## Stated problem
In the following material, identify every line holding the string "flow" and return it.
____________
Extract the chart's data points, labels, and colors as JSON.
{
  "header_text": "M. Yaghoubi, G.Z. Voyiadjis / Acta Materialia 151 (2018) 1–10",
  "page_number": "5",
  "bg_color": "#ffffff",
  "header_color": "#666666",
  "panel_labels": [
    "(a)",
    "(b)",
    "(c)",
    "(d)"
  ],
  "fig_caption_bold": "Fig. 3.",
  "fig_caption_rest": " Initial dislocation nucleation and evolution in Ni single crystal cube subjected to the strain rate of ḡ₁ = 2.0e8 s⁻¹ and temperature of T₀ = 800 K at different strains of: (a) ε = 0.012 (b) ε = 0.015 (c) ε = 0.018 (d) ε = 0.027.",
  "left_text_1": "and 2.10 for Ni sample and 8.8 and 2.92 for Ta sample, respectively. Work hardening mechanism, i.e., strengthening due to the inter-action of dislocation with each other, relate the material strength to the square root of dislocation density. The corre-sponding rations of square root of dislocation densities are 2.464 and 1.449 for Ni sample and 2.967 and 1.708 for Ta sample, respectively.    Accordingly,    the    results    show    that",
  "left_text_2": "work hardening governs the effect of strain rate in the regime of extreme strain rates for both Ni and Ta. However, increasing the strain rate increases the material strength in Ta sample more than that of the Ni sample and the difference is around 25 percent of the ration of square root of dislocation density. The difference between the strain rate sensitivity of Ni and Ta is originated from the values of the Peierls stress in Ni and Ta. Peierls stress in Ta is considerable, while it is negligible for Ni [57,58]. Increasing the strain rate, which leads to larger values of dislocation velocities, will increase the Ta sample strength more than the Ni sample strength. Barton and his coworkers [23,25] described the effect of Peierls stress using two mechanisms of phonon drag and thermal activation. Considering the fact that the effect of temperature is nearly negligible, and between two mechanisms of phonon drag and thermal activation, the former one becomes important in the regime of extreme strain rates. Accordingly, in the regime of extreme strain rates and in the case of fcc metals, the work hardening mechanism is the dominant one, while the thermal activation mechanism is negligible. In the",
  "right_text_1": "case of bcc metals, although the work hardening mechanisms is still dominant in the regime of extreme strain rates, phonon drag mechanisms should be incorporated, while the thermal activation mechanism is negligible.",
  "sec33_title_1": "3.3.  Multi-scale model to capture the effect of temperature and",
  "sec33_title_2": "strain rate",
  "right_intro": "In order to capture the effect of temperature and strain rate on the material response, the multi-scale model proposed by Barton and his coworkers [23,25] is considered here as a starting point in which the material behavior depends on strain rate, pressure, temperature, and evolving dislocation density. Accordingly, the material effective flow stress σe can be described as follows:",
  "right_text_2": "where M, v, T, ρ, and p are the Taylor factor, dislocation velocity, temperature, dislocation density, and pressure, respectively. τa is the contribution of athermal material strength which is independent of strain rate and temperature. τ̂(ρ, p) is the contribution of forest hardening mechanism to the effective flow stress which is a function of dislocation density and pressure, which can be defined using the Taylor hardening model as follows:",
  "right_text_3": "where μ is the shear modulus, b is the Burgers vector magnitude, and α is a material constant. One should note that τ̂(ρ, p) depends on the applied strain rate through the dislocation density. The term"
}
____________
## Exercise output
  "right_intro": "In order to capture the effect of temperature and strain rate on the material response, the multi-scale model proposed by Barton and his coworkers [23,25] is considered here as a starting point in which the material behavior depends on strain rate, pressure, temperature, and evolving dislocation density. Accordingly, the material effective flow stress σe can be described as follows:",
  "right_text_2": "where M, v, T, ρ, and p are the Taylor factor, dislocation velocity, temperature, dislocation density, and pressure, respectively. τa is the contribution of athermal material strength which is independent of strain rate and temperature. τ̂(ρ, p) is the contribution of forest hardening mechanism to the effective flow stress which is a function of dislocation density and pressure, which can be defined using the Taylor hardening model as follows:",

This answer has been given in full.